━━━━━ INPUT ROWS

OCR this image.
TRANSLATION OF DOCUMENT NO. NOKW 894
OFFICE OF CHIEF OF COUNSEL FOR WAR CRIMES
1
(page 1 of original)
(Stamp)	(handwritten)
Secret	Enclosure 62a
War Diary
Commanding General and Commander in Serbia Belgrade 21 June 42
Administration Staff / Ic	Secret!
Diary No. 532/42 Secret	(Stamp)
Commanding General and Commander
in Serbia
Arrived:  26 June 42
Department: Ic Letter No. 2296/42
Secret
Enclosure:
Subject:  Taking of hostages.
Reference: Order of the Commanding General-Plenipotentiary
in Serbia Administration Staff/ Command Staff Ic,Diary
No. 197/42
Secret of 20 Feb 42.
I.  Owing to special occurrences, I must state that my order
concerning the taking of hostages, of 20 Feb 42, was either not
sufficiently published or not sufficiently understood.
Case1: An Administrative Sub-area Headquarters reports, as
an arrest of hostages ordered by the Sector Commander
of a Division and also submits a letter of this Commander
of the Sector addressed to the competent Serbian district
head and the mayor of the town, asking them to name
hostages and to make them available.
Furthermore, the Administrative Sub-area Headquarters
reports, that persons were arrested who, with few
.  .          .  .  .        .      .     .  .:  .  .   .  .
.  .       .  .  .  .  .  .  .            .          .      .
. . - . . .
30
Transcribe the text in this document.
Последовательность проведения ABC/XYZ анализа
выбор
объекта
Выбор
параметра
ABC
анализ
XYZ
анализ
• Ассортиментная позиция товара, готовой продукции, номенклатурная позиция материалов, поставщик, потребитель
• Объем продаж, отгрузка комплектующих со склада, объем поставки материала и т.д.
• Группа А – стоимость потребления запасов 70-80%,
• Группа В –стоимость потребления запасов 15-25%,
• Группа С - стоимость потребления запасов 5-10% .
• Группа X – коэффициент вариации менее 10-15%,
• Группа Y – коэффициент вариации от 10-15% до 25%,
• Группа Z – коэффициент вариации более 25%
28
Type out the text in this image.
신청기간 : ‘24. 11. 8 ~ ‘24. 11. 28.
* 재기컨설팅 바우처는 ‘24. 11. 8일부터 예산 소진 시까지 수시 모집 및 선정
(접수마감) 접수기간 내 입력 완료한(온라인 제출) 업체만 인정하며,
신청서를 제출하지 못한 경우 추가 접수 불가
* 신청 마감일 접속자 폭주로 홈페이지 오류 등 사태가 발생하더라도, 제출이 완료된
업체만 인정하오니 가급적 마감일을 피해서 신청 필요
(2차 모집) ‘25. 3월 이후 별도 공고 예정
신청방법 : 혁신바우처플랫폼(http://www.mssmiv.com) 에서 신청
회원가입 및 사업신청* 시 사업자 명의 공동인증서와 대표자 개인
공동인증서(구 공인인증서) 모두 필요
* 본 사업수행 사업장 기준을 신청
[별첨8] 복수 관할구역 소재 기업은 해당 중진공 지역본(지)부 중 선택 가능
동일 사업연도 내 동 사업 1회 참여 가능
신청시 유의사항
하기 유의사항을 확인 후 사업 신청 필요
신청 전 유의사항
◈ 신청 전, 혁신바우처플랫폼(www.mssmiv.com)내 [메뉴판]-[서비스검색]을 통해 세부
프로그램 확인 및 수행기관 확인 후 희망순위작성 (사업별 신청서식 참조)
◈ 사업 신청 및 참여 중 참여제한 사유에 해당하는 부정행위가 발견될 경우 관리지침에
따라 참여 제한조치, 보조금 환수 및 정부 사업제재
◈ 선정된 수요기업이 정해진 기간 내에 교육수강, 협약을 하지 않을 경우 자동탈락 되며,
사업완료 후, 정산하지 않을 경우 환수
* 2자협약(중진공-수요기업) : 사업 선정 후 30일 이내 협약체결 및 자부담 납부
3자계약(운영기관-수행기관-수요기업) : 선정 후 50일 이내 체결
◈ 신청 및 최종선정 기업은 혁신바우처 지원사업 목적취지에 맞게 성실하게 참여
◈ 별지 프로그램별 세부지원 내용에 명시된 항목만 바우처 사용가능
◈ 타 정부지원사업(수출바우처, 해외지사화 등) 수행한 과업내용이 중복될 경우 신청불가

━━━━━━━━━━

EXERCISE DIRECTIONS: Look above for the line that holds "Type out the text in this image.", then copy it and each line after it exactly, through the last line of the data.

COMPLETED EXERCISE:
Type out the text in this image.
신청기간 : ‘24. 11. 8 ~ ‘24. 11. 28.
* 재기컨설팅 바우처는 ‘24. 11. 8일부터 예산 소진 시까지 수시 모집 및 선정
(접수마감) 접수기간 내 입력 완료한(온라인 제출) 업체만 인정하며,
신청서를 제출하지 못한 경우 추가 접수 불가
* 신청 마감일 접속자 폭주로 홈페이지 오류 등 사태가 발생하더라도, 제출이 완료된
업체만 인정하오니 가급적 마감일을 피해서 신청 필요
(2차 모집) ‘25. 3월 이후 별도 공고 예정
신청방법 : 혁신바우처플랫폼(http://www.mssmiv.com) 에서 신청
회원가입 및 사업신청* 시 사업자 명의 공동인증서와 대표자 개인
공동인증서(구 공인인증서) 모두 필요
* 본 사업수행 사업장 기준을 신청
[별첨8] 복수 관할구역 소재 기업은 해당 중진공 지역본(지)부 중 선택 가능
동일 사업연도 내 동 사업 1회 참여 가능
신청시 유의사항
하기 유의사항을 확인 후 사업 신청 필요
신청 전 유의사항
◈ 신청 전, 혁신바우처플랫폼(www.mssmiv.com)내 [메뉴판]-[서비스검색]을 통해 세부
프로그램 확인 및 수행기관 확인 후 희망순위작성 (사업별 신청서식 참조)
◈ 사업 신청 및 참여 중 참여제한 사유에 해당하는 부정행위가 발견될 경우 관리지침에
따라 참여 제한조치, 보조금 환수 및 정부 사업제재
◈ 선정된 수요기업이 정해진 기간 내에 교육수강, 협약을 하지 않을 경우 자동탈락 되며,
사업완료 후, 정산하지 않을 경우 환수
* 2자협약(중진공-수요기업) : 사업 선정 후 30일 이내 협약체결 및 자부담 납부
3자계약(운영기관-수행기관-수요기업) : 선정 후 50일 이내 체결
◈ 신청 및 최종선정 기업은 혁신바우처 지원사업 목적취지에 맞게 성실하게 참여
◈ 별지 프로그램별 세부지원 내용에 명시된 항목만 바우처 사용가능
◈ 타 정부지원사업(수출바우처, 해외지사화 등) 수행한 과업내용이 중복될 경우 신청불가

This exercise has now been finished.